■ **Exercise task A**:
Repeat the passage of the sports column from "Valvano said he" up to and including "Action . . .", word for word.

■ **Source**:
* begin *
The Royals weren't too worried about the first stop -- Toronto, where Blue Jay fans are too euphoric about being atop AL East to malign anybody -- tacitly Brett gives next stop, Baltimore, credit for civility by saying:

"Just wait till we go to New York and Chicago. They'll eat him alive."

Teammate Hal McRae says Porter erred in confessing to drug addiction along with the previously revealed drinking problem."People will accept an alcoholic," said McRae. "Comedians make jokes about drunks. But nobody makes jokes about drug addicts. Society just won't accept a drug addict. Wait till when Darrell is in a slump -- what do you think people are going to blame it on? Darrell's the kind of guy who's always taken a lot of junk from the fans anyway. Now it's going to be a thousand times worse."

Pitcher Paul Splittorff put in: "It's going to be horrible. But I know Darrell, and I think he's going to be able to deal with it". . .

Jim Valvano, the N.C. State basketball coach since leaving Iona last month, denies a New York newspaper report that he was aware his star center at the New Rochelle, N.Y., school, Jeff Ruland, had signed with and received payments from professional agent Paul Corvino that were illegal under NCAA regulations. Ruland entered the NBA draft pool when discovery of an arrangement with the agent made him ineligible for his senior year -- and perhaps, retroactively, his just-completed junior campaign.

Valvano said he never heard of Corvino until after the past season.

That's right, echoes Corvino, adding, "The only thing Jeff signed with me was a paper a year ago endorsing Ronald Reagan, and there was no money involved." . . .

Bill Stein, Georgetown assistant basketball coach, asks us to clarify, re Saturday's item, that the Hoyas didn't "lose" 6-foot-11 Philadelphia Tony Costner to St Joseph's -- rather, "we told Costner three weeks ago we no longer were recruiting him, because we got a commitment out of another kid." Similar size? "Yes." Maybe the committed one's identity will leak at tonight's GU basketball awards banquet, Sheraton National in Arlington. Guest speaker: Derrick Jackson, the all-time Hoya scorer who played the past two seasons with Athletes in Action . . .

Joe Thomas, the former Dolphin, Colt and 49er honcho, will do on-the-scene analysis of the NFL draft from ESPN's anchor position at New York's Sheraton Centre today. Coverage starts 10 a.m.; viewable in this area on ARTEC, the Arlington cable TV system . . . The NFL Management Council filled its vacant post of executive director yesterday with John Donlan, v.p. industrial relations, National Airlines . . .
* end *
■ **Data listing**:
* begin *
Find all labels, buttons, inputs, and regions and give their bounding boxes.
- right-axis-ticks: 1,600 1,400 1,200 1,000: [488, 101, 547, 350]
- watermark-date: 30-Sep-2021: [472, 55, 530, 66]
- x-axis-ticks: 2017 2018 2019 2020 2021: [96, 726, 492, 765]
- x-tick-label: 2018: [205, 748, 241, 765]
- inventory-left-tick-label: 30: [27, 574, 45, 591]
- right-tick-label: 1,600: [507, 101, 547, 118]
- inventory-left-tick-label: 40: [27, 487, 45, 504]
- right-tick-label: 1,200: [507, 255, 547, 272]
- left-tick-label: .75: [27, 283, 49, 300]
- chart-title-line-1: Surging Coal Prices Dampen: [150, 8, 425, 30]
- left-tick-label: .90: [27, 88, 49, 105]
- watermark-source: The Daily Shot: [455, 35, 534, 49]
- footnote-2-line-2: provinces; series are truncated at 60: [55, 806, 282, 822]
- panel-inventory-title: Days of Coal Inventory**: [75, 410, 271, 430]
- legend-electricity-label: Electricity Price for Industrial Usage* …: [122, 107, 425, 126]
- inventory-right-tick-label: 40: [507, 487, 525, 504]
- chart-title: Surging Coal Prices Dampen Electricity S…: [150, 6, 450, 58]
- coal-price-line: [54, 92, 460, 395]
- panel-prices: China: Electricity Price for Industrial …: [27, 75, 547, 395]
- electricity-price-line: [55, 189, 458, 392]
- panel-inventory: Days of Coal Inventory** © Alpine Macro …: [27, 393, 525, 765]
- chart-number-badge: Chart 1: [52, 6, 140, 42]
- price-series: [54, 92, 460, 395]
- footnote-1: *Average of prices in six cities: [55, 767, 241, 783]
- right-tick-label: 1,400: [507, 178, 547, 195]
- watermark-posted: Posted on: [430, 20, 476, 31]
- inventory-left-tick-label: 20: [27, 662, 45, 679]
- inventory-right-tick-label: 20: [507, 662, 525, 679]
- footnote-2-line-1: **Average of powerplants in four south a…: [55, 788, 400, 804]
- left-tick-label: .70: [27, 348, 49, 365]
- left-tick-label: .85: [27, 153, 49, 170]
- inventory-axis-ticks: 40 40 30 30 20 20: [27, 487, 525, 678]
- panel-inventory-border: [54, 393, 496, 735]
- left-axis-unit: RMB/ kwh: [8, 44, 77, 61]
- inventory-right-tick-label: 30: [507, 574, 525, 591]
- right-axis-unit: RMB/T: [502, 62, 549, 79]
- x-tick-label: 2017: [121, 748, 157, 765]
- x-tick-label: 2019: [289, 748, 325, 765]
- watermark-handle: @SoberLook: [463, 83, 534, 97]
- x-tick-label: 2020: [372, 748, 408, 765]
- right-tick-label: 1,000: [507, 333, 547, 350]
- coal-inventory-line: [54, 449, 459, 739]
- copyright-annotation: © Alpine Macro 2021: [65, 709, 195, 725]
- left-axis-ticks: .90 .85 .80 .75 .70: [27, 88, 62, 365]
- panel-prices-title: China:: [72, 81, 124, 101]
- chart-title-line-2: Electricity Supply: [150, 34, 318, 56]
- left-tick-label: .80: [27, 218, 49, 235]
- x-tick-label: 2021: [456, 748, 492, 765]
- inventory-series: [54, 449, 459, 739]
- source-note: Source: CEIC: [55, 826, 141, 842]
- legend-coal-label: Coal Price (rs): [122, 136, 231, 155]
* end *
■ **Exercise task B**:
Format the records, from their first line up to and including the line with "- x-tick-label: 2019: [289, 748, 325, 765]", as a Markdown table with the columns Row and Line, omitting blank lines.

■ **Reply A**:
Valvano said he never heard of Corvino until after the past season.

That's right, echoes Corvino, adding, "The only thing Jeff signed with me was a paper a year ago endorsing Ronald Reagan, and there was no money involved." . . .

Bill Stein, Georgetown assistant basketball coach, asks us to clarify, re Saturday's item, that the Hoyas didn't "lose" 6-foot-11 Philadelphia Tony Costner to St Joseph's -- rather, "we told Costner three weeks ago we no longer were recruiting him, because we got a commitment out of another kid." Similar size? "Yes." Maybe the committed one's identity will leak at tonight's GU basketball awards banquet, Sheraton National in Arlington. Guest speaker: Derrick Jackson, the all-time Hoya scorer who played the past two seasons with Athletes in Action . . .

■ **Reply B**:
| Row | Line |
|---|---|
| 1 | Find all labels, buttons, inputs, and regions and give their bounding boxes. |
| 2 | - right-axis-ticks: 1,600 1,400 1,200 1,000: [488, 101, 547, 350] |
| 3 | - watermark-date: 30-Sep-2021: [472, 55, 530, 66] |
| 4 | - x-axis-ticks: 2017 2018 2019 2020 2021: [96, 726, 492, 765] |
| 5 | - x-tick-label: 2018: [205, 748, 241, 765] |
| 6 | - inventory-left-tick-label: 30: [27, 574, 45, 591] |
| 7 | - right-tick-label: 1,600: [507, 101, 547, 118] |
| 8 | - inventory-left-tick-label: 40: [27, 487, 45, 504] |
| 9 | - right-tick-label: 1,200: [507, 255, 547, 272] |
| 10 | - left-tick-label: .75: [27, 283, 49, 300] |
| 11 | - chart-title-line-1: Surging Coal Prices Dampen: [150, 8, 425, 30] |
| 12 | - left-tick-label: .90: [27, 88, 49, 105] |
| 13 | - watermark-source: The Daily Shot: [455, 35, 534, 49] |
| 14 | - footnote-2-line-2: provinces; series are truncated at 60: [55, 806, 282, 822] |
| 15 | - panel-inventory-title: Days of Coal Inventory**: [75, 410, 271, 430] |
| 16 | - legend-electricity-label: Electricity Price for Industrial Usage* …: [122, 107, 425, 126] |
| 17 | - inventory-right-tick-label: 40: [507, 487, 525, 504] |
| 18 | - chart-title: Surging Coal Prices Dampen Electricity S…: [150, 6, 450, 58] |
| 19 | - coal-price-line: [54, 92, 460, 395] |
| 20 | - panel-prices: China: Electricity Price for Industrial …: [27, 75, 547, 395] |
| 21 | - electricity-price-line: [55, 189, 458, 392] |
| 22 | - panel-inventory: Days of Coal Inventory** © Alpine Macro …: [27, 393, 525, 765] |
| 23 | - chart-number-badge: Chart 1: [52, 6, 140, 42] |
| 24 | - price-series: [54, 92, 460, 395] |
| 25 | - footnote-1: *Average of prices in six cities: [55, 767, 241, 783] |
| 26 | - right-tick-label: 1,400: [507, 178, 547, 195] |
| 27 | - watermark-posted: Posted on: [430, 20, 476, 31] |
| 28 | - inventory-left-tick-label: 20: [27, 662, 45, 679] |
| 29 | - inventory-right-tick-label: 20: [507, 662, 525, 679] |
| 30 | - footnote-2-line-1: **Average of powerplants in four south a…: [55, 788, 400, 804] |
| 31 | - left-tick-label: .70: [27, 348, 49, 365] |
| 32 | - left-tick-label: .85: [27, 153, 49, 170] |
| 33 | - inventory-axis-ticks: 40 40 30 30 20 20: [27, 487, 525, 678] |
| 34 | - panel-inventory-border: [54, 393, 496, 735] |
| 35 | - left-axis-unit: RMB/ kwh: [8, 44, 77, 61] |
| 36 | - inventory-right-tick-label: 30: [507, 574, 525, 591] |
| 37 | - right-axis-unit: RMB/T: [502, 62, 549, 79] |
| 38 | - x-tick-label: 2017: [121, 748, 157, 765] |
| 39 | - x-tick-label: 2019: [289, 748, 325, 765] |